Wherever the string "speaking" occurs in a line of these records, report that line.

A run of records
----------
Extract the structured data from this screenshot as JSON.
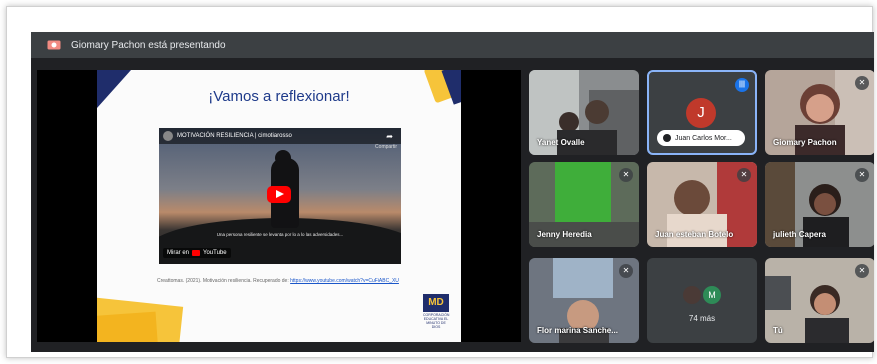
{
  "topbar": {
    "presenter_text": "Giomary Pachon está presentando"
  },
  "slide": {
    "title": "¡Vamos a reflexionar!",
    "video": {
      "title": "MOTIVACIÓN RESILIENCIA | cimotiarosso",
      "share_label": "Compartir",
      "caption": "Una persona resiliente se levanta por lo a lo las adversidades...",
      "watch_on": "Mirar en",
      "yt_label": "YouTube"
    },
    "reference_prefix": "Creattomas. (2021). Motivación resiliencia. Recuperado de:",
    "reference_link": "https://www.youtube.com/watch?v=CuFiABC_XU",
    "logo": {
      "mark": "MD",
      "text": "CORPORACIÓN EDUCATIVA EL MINUTO DE DIOS"
    }
  },
  "participants": [
    {
      "name": "Yanet Ovalle",
      "muted": false
    },
    {
      "name": "Juan Carlos Mor...",
      "initial": "J",
      "speaking": true
    },
    {
      "name": "Giomary Pachon",
      "muted": true
    },
    {
      "name": "Jenny Heredia",
      "muted": true
    },
    {
      "name": "Juan esteban Botelo",
      "muted": true
    },
    {
      "name": "julieth Capera",
      "muted": true
    },
    {
      "name": "Flor marina Sanche...",
      "muted": true
    },
    {
      "name": "74 más",
      "avatar_initial": "M"
    },
    {
      "name": "Tú",
      "muted": true
    }
  ],
  "icons": {
    "mic_off": "mic-off-icon",
    "speaking": "audio-wave-icon",
    "present": "presentation-icon"
  },
  "colors": {
    "accent": "#1a73e8",
    "slide_title": "#1e3a8a",
    "tile_bg": "#3c4043"
  }
}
----------
■ Written answer:
      "speaking": true
    "speaking": "audio-wave-icon",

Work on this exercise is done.